Extracted records:
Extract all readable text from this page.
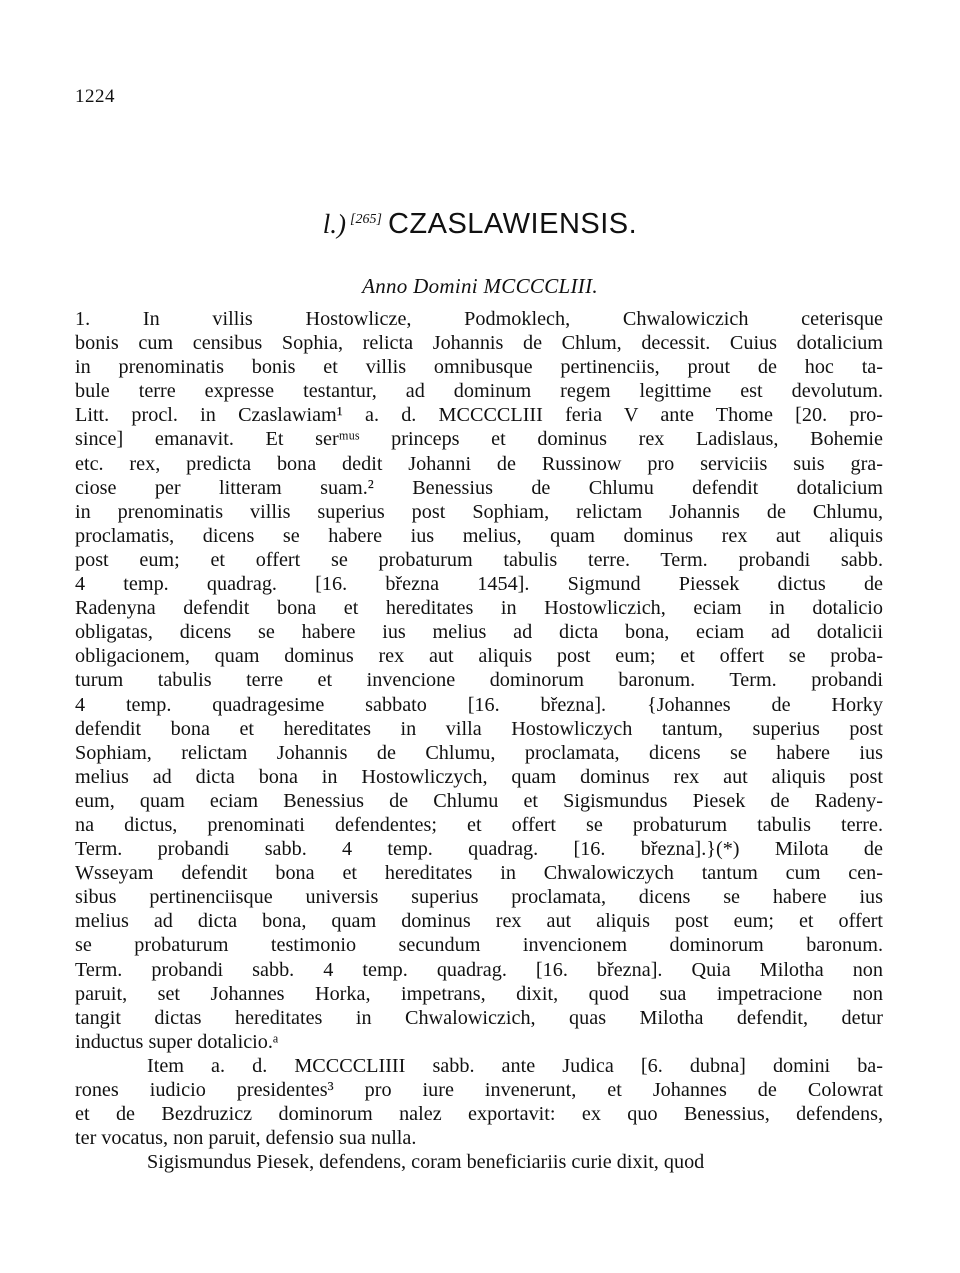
1224
l.) [265] CZASLAWIENSIS.
Anno Domini MCCCCLIII.
1. In villis Hostowlicze, Podmoklech, Chwalowiczich ceterisque
bonis cum censibus Sophia, relicta Johannis de Chlum, decessit. Cuius dotalicium
in prenominatis bonis et villis omnibusque pertinenciis, prout de hoc ta-
bule terre expresse testantur, ad dominum regem legittime est devolutum.
Litt. procl. in Czaslawiam¹ a. d. MCCCCLIII feria V ante Thome [20. pro-
since] emanavit. Et serᵐᵘˢ princeps et dominus rex Ladislaus, Bohemie
etc. rex, predicta bona dedit Johanni de Russinow pro serviciis suis gra-
ciose per litteram suam.² Benessius de Chlumu defendit dotalicium
in prenominatis villis superius post Sophiam, relictam Johannis de Chlumu,
proclamatis, dicens se habere ius melius, quam dominus rex aut aliquis
post eum; et offert se probaturum tabulis terre. Term. probandi sabb.
4 temp. quadrag. [16. března 1454]. Sigmund Piessek dictus de
Radenyna defendit bona et hereditates in Hostowliczich, eciam in dotalicio
obligatas, dicens se habere ius melius ad dicta bona, eciam ad dotalicii
obligacionem, quam dominus rex aut aliquis post eum; et offert se proba-
turum tabulis terre et invencione dominorum baronum. Term. probandi
4 temp. quadragesime sabbato [16. března]. {Johannes de Horky
defendit bona et hereditates in villa Hostowliczych tantum, superius post
Sophiam, relictam Johannis de Chlumu, proclamata, dicens se habere ius
melius ad dicta bona in Hostowliczych, quam dominus rex aut aliquis post
eum, quam eciam Benessius de Chlumu et Sigismundus Piesek de Radeny-
na dictus, prenominati defendentes; et offert se probaturum tabulis terre.
Term. probandi sabb. 4 temp. quadrag. [16. března].}(*) Milota de
Wsseyam defendit bona et hereditates in Chwalowiczych tantum cum cen-
sibus pertinenciisque universis superius proclamata, dicens se habere ius
melius ad dicta bona, quam dominus rex aut aliquis post eum; et offert
se probaturum testimonio secundum invencionem dominorum baronum.
Term. probandi sabb. 4 temp. quadrag. [16. března]. Quia Milotha non
paruit, set Johannes Horka, impetrans, dixit, quod sua impetracione non
tangit dictas hereditates in Chwalowiczich, quas Milotha defendit, detur
inductus super dotalicio.ᵃ
Item a. d. MCCCCLIIII sabb. ante Judica [6. dubna] domini ba-
rones iudicio presidentes³ pro iure invenerunt, et Johannes de Colowrat
et de Bezdruzicz dominorum nalez exportavit: ex quo Benessius, defendens,
ter vocatus, non paruit, defensio sua nulla.
Sigismundus Piesek, defendens, coram beneficiariis curie dixit, quod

### WHAT THE TASK ASKS
Take the listing above and restate it word for word, without its pictures.

### SOLUTION TO THE PROBLEM
Extract all readable text from this page.
1224
l.) [265] CZASLAWIENSIS.
Anno Domini MCCCCLIII.
1. In villis Hostowlicze, Podmoklech, Chwalowiczich ceterisque
bonis cum censibus Sophia, relicta Johannis de Chlum, decessit. Cuius dotalicium
in prenominatis bonis et villis omnibusque pertinenciis, prout de hoc ta-
bule terre expresse testantur, ad dominum regem legittime est devolutum.
Litt. procl. in Czaslawiam¹ a. d. MCCCCLIII feria V ante Thome [20. pro-
since] emanavit. Et serᵐᵘˢ princeps et dominus rex Ladislaus, Bohemie
etc. rex, predicta bona dedit Johanni de Russinow pro serviciis suis gra-
ciose per litteram suam.² Benessius de Chlumu defendit dotalicium
in prenominatis villis superius post Sophiam, relictam Johannis de Chlumu,
proclamatis, dicens se habere ius melius, quam dominus rex aut aliquis
post eum; et offert se probaturum tabulis terre. Term. probandi sabb.
4 temp. quadrag. [16. března 1454]. Sigmund Piessek dictus de
Radenyna defendit bona et hereditates in Hostowliczich, eciam in dotalicio
obligatas, dicens se habere ius melius ad dicta bona, eciam ad dotalicii
obligacionem, quam dominus rex aut aliquis post eum; et offert se proba-
turum tabulis terre et invencione dominorum baronum. Term. probandi
4 temp. quadragesime sabbato [16. března]. {Johannes de Horky
defendit bona et hereditates in villa Hostowliczych tantum, superius post
Sophiam, relictam Johannis de Chlumu, proclamata, dicens se habere ius
melius ad dicta bona in Hostowliczych, quam dominus rex aut aliquis post
eum, quam eciam Benessius de Chlumu et Sigismundus Piesek de Radeny-
na dictus, prenominati defendentes; et offert se probaturum tabulis terre.
Term. probandi sabb. 4 temp. quadrag. [16. března].}(*) Milota de
Wsseyam defendit bona et hereditates in Chwalowiczych tantum cum cen-
sibus pertinenciisque universis superius proclamata, dicens se habere ius
melius ad dicta bona, quam dominus rex aut aliquis post eum; et offert
se probaturum testimonio secundum invencionem dominorum baronum.
Term. probandi sabb. 4 temp. quadrag. [16. března]. Quia Milotha non
paruit, set Johannes Horka, impetrans, dixit, quod sua impetracione non
tangit dictas hereditates in Chwalowiczich, quas Milotha defendit, detur
inductus super dotalicio.ᵃ
Item a. d. MCCCCLIIII sabb. ante Judica [6. dubna] domini ba-
rones iudicio presidentes³ pro iure invenerunt, et Johannes de Colowrat
et de Bezdruzicz dominorum nalez exportavit: ex quo Benessius, defendens,
ter vocatus, non paruit, defensio sua nulla.
Sigismundus Piesek, defendens, coram beneficiariis curie dixit, quod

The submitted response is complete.